THE RECORDS:
Start
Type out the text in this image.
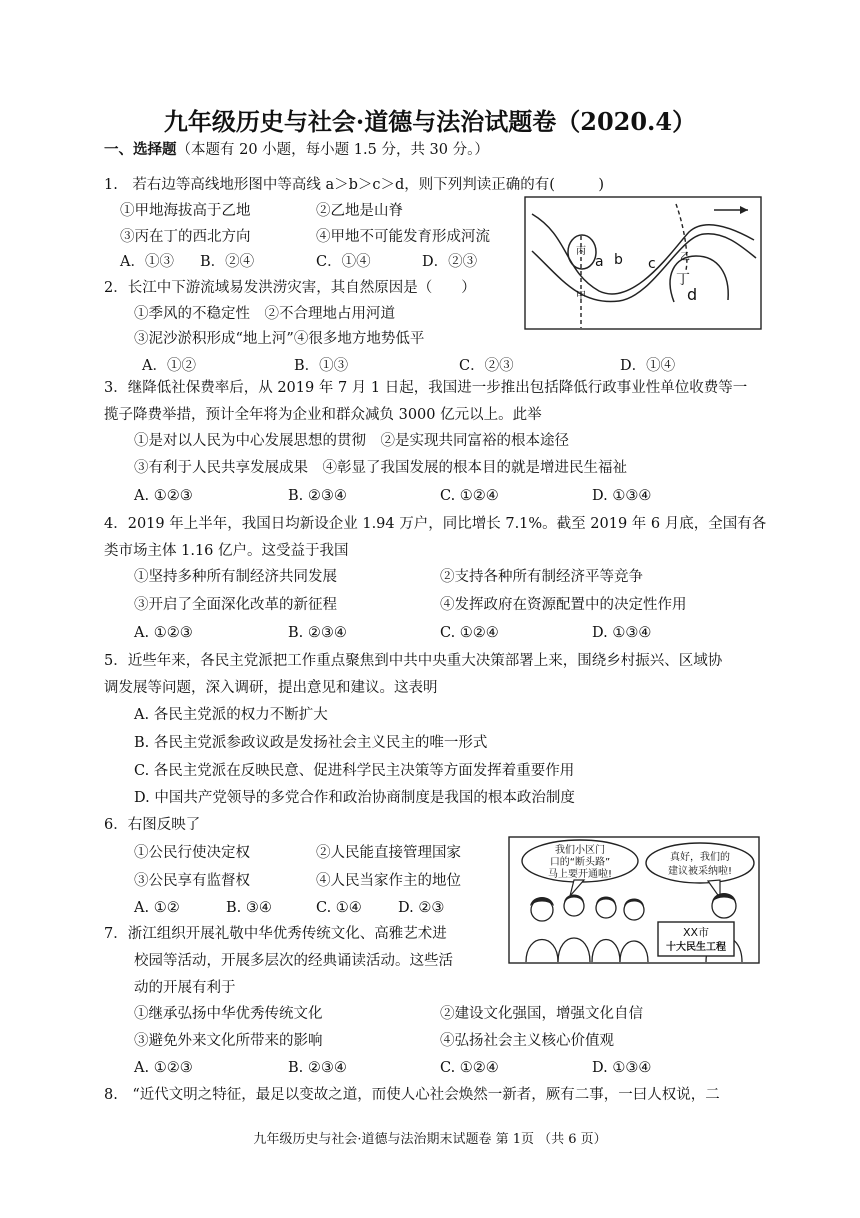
九年级历史与社会·道德与法治试题卷（2020.4）
一、选择题（本题有 20 小题，每小题 1.5 分，共 30 分。）
1.　若右边等高线地形图中等高线 a＞b＞c＞d，则下列判读正确的有(　　　)
①甲地海拔高于乙地	②乙地是山脊
③丙在丁的西北方向	④甲地不可能发育形成河流
A．①③ B．②④	C．①④	D．②③
丙
a b c 乙
丁
d
甲
2．长江中下游流域易发洪涝灾害，其自然原因是（　　）
①季风的不稳定性　②不合理地占用河道
③泥沙淤积形成“地上河”④很多地方地势低平
A．①②	B．①③	C．②③	D．①④
3．继降低社保费率后，从 2019 年 7 月 1 日起，我国进一步推出包括降低行政事业性单位收费等一
揽子降费举措，预计全年将为企业和群众减负 3000 亿元以上。此举
①是对以人民为中心发展思想的贯彻　②是实现共同富裕的根本途径
③有利于人民共享发展成果　④彰显了我国发展的根本目的就是增进民生福祉
A. ①②③	B. ②③④	C. ①②④	D. ①③④
4．2019 年上半年，我国日均新设企业 1.94 万户，同比增长 7.1%。截至 2019 年 6 月底，全国有各
类市场主体 1.16 亿户。这受益于我国
①坚持多种所有制经济共同发展	②支持各种所有制经济平等竞争
③开启了全面深化改革的新征程	④发挥政府在资源配置中的决定性作用
A. ①②③	B. ②③④	C. ①②④	D. ①③④
5．近些年来，各民主党派把工作重点聚焦到中共中央重大决策部署上来，围绕乡村振兴、区域协
调发展等问题，深入调研，提出意见和建议。这表明
A. 各民主党派的权力不断扩大
B. 各民主党派参政议政是发扬社会主义民主的唯一形式
C. 各民主党派在反映民意、促进科学民主决策等方面发挥着重要作用
D. 中国共产党领导的多党合作和政治协商制度是我国的根本政治制度
6．右图反映了
①公民行使决定权	②人民能直接管理国家
③公民享有监督权	④人民当家作主的地位
A. ①②	B. ③④	C. ①④ D. ②③
我们小区门
口的“断头路”
马上要开通啦!
真好，我们的
建议被采纳啦!
XX市
十大民生工程
7．浙江组织开展礼敬中华优秀传统文化、高雅艺术进
校园等活动，开展多层次的经典诵读活动。这些活
动的开展有利于
①继承弘扬中华优秀传统文化	②建设文化强国，增强文化自信
③避免外来文化所带来的影响	④弘扬社会主义核心价值观
A. ①②③	B. ②③④	C. ①②④	D. ①③④
8.　“近代文明之特征，最足以变故之道，而使人心社会焕然一新者，厥有二事，一曰人权说，二
九年级历史与社会·道德与法治期末试题卷 第 1页 （共 6 页）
End
DIRECTIVE: Search the records for the word "九年级历史与社会" and copy every line where it occurs.

SOLUTION:
九年级历史与社会·道德与法治试题卷（2020.4）
九年级历史与社会·道德与法治期末试题卷 第 1页 （共 6 页）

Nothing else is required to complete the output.